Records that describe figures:
• • • • • • •

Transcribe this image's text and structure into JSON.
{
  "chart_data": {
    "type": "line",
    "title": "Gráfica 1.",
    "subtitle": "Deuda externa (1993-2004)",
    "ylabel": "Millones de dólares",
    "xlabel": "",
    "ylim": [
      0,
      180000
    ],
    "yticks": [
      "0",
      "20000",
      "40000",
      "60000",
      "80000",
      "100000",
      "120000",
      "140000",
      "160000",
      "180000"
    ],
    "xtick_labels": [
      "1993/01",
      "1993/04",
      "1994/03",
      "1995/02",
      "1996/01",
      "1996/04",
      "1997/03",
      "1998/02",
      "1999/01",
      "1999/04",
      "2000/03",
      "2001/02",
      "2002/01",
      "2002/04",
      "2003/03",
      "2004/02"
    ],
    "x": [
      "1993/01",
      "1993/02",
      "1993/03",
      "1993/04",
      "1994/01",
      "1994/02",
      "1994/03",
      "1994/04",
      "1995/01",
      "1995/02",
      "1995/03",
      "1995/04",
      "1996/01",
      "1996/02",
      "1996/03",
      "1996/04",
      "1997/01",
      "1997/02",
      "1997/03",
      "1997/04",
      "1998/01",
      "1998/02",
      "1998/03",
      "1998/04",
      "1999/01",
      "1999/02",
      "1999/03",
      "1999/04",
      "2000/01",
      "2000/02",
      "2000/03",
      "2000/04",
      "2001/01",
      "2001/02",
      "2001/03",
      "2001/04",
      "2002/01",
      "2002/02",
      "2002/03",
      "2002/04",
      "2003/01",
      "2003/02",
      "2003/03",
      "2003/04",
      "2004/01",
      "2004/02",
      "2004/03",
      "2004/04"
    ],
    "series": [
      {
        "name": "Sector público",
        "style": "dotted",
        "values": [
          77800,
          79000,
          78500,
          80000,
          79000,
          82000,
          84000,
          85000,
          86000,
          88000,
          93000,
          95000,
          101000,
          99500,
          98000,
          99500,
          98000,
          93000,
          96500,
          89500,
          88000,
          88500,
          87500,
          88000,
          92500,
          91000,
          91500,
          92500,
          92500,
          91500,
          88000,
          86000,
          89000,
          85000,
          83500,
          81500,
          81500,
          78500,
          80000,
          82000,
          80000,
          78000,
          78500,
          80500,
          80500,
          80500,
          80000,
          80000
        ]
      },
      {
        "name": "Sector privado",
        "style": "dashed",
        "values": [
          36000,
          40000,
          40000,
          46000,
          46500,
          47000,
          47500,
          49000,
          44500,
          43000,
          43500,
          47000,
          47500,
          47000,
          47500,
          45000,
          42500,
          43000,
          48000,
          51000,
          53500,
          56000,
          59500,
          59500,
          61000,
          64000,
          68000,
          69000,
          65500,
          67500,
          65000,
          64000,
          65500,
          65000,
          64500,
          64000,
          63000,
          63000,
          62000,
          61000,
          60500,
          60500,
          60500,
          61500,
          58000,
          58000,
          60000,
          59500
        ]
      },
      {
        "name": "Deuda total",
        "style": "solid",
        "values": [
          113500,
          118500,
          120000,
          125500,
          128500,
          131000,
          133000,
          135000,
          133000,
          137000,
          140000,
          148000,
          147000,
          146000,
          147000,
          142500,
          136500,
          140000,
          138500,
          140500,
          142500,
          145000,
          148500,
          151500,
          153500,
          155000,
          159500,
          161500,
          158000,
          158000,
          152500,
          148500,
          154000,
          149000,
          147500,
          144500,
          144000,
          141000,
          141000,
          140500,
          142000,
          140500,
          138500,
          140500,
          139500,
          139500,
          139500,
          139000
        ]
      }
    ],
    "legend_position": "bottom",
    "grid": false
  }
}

• • • • • • •

- _Exercise instructions_
Copy each line of the data exactly, leaving nothing out.

- _Output_
Transcribe this image's text and structure into JSON.
{
  "chart_data": {
    "type": "line",
    "title": "Gráfica 1.",
    "subtitle": "Deuda externa (1993-2004)",
    "ylabel": "Millones de dólares",
    "xlabel": "",
    "ylim": [
      0,
      180000
    ],
    "yticks": [
      "0",
      "20000",
      "40000",
      "60000",
      "80000",
      "100000",
      "120000",
      "140000",
      "160000",
      "180000"
    ],
    "xtick_labels": [
      "1993/01",
      "1993/04",
      "1994/03",
      "1995/02",
      "1996/01",
      "1996/04",
      "1997/03",
      "1998/02",
      "1999/01",
      "1999/04",
      "2000/03",
      "2001/02",
      "2002/01",
      "2002/04",
      "2003/03",
      "2004/02"
    ],
    "x": [
      "1993/01",
      "1993/02",
      "1993/03",
      "1993/04",
      "1994/01",
      "1994/02",
      "1994/03",
      "1994/04",
      "1995/01",
      "1995/02",
      "1995/03",
      "1995/04",
      "1996/01",
      "1996/02",
      "1996/03",
      "1996/04",
      "1997/01",
      "1997/02",
      "1997/03",
      "1997/04",
      "1998/01",
      "1998/02",
      "1998/03",
      "1998/04",
      "1999/01",
      "1999/02",
      "1999/03",
      "1999/04",
      "2000/01",
      "2000/02",
      "2000/03",
      "2000/04",
      "2001/01",
      "2001/02",
      "2001/03",
      "2001/04",
      "2002/01",
      "2002/02",
      "2002/03",
      "2002/04",
      "2003/01",
      "2003/02",
      "2003/03",
      "2003/04",
      "2004/01",
      "2004/02",
      "2004/03",
      "2004/04"
    ],
    "series": [
      {
        "name": "Sector público",
        "style": "dotted",
        "values": [
          77800,
          79000,
          78500,
          80000,
          79000,
          82000,
          84000,
          85000,
          86000,
          88000,
          93000,
          95000,
          101000,
          99500,
          98000,
          99500,
          98000,
          93000,
          96500,
          89500,
          88000,
          88500,
          87500,
          88000,
          92500,
          91000,
          91500,
          92500,
          92500,
          91500,
          88000,
          86000,
          89000,
          85000,
          83500,
          81500,
          81500,
          78500,
          80000,
          82000,
          80000,
          78000,
          78500,
          80500,
          80500,
          80500,
          80000,
          80000
        ]
      },
      {
        "name": "Sector privado",
        "style": "dashed",
        "values": [
          36000,
          40000,
          40000,
          46000,
          46500,
          47000,
          47500,
          49000,
          44500,
          43000,
          43500,
          47000,
          47500,
          47000,
          47500,
          45000,
          42500,
          43000,
          48000,
          51000,
          53500,
          56000,
          59500,
          59500,
          61000,
          64000,
          68000,
          69000,
          65500,
          67500,
          65000,
          64000,
          65500,
          65000,
          64500,
          64000,
          63000,
          63000,
          62000,
          61000,
          60500,
          60500,
          60500,
          61500,
          58000,
          58000,
          60000,
          59500
        ]
      },
      {
        "name": "Deuda total",
        "style": "solid",
        "values": [
          113500,
          118500,
          120000,
          125500,
          128500,
          131000,
          133000,
          135000,
          133000,
          137000,
          140000,
          148000,
          147000,
          146000,
          147000,
          142500,
          136500,
          140000,
          138500,
          140500,
          142500,
          145000,
          148500,
          151500,
          153500,
          155000,
          159500,
          161500,
          158000,
          158000,
          152500,
          148500,
          154000,
          149000,
          147500,
          144500,
          144000,
          141000,
          141000,
          140500,
          142000,
          140500,
          138500,
          140500,
          139500,
          139500,
          139500,
          139000
        ]
      }
    ],
    "legend_position": "bottom",
    "grid": false
  }
}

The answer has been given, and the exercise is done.